■ Exercise requirements: Each line containing the word "text" should be found and copied.

■ Extracted information:
*****

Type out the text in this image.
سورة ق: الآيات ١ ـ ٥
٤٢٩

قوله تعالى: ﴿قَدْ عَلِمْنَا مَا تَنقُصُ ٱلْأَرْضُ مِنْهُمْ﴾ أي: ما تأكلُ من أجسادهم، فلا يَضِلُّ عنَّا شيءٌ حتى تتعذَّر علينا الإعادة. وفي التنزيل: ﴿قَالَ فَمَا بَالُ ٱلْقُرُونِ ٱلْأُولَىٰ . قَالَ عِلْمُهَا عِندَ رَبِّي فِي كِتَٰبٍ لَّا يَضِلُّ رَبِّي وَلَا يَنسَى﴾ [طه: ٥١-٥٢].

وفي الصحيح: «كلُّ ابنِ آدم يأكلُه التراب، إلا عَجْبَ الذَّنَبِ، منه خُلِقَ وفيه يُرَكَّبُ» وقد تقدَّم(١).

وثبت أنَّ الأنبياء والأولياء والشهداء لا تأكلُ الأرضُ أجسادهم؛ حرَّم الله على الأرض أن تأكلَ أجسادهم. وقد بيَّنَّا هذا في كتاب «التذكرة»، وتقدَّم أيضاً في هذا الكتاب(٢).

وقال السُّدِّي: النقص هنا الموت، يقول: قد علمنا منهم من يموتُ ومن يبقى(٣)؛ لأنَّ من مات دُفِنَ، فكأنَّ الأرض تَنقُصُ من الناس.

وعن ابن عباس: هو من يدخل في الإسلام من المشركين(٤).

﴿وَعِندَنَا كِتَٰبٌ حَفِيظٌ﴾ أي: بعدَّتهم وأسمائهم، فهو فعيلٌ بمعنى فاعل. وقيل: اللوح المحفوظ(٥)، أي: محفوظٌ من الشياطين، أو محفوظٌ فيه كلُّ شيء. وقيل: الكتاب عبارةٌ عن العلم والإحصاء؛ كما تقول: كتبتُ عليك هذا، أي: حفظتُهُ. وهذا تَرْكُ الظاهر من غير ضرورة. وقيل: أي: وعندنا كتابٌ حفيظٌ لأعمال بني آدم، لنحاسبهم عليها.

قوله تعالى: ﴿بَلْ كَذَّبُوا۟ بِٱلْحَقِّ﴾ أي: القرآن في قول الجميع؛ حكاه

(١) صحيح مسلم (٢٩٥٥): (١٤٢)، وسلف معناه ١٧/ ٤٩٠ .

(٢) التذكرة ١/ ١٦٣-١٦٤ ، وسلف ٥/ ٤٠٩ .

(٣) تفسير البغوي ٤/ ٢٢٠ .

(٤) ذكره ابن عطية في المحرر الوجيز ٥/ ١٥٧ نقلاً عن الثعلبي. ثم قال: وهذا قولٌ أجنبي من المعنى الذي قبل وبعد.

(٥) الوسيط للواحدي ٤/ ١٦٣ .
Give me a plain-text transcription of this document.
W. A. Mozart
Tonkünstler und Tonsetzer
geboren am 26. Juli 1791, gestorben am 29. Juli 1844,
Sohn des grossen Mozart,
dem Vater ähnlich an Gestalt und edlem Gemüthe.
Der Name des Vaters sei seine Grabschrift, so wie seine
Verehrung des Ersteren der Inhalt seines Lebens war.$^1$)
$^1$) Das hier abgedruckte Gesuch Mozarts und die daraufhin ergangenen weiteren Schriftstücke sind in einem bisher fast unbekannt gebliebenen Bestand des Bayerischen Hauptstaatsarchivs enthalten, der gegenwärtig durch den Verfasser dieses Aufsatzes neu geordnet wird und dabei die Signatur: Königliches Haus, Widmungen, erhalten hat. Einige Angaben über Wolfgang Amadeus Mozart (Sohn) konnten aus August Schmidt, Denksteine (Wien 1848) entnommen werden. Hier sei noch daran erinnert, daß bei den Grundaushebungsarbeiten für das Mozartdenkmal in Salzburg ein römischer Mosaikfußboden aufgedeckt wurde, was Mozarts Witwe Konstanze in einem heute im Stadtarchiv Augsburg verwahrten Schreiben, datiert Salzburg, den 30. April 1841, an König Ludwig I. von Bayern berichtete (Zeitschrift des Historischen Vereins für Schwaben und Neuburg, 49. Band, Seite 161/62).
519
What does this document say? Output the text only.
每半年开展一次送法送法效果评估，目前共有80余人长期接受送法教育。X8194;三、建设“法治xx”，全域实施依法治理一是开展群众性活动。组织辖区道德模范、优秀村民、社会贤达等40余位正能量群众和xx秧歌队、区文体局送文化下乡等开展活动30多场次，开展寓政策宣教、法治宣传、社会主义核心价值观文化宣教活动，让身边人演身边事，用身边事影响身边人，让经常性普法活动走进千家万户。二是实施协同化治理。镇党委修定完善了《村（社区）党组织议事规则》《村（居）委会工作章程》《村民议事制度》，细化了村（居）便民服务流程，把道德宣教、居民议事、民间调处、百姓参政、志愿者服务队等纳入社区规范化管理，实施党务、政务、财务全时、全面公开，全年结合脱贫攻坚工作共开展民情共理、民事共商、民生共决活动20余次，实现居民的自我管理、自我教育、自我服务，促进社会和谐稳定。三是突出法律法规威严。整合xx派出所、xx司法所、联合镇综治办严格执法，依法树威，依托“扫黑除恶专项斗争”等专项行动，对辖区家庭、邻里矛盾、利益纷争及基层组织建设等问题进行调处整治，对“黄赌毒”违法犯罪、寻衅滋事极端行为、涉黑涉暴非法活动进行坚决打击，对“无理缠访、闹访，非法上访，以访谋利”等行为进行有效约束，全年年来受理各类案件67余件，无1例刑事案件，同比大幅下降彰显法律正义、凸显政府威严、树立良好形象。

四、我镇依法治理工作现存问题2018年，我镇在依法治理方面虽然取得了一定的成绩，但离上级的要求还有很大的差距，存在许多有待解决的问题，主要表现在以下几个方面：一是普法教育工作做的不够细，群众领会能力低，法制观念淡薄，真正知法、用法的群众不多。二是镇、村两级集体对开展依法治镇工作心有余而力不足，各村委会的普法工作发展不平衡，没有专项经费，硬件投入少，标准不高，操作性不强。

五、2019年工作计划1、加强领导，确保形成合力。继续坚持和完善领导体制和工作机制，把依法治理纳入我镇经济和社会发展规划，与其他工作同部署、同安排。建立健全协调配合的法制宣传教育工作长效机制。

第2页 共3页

*****

■ Result for this task:
Type out the text in this image.
Give me a plain-text transcription of this document.
What does this document say? Output the text only.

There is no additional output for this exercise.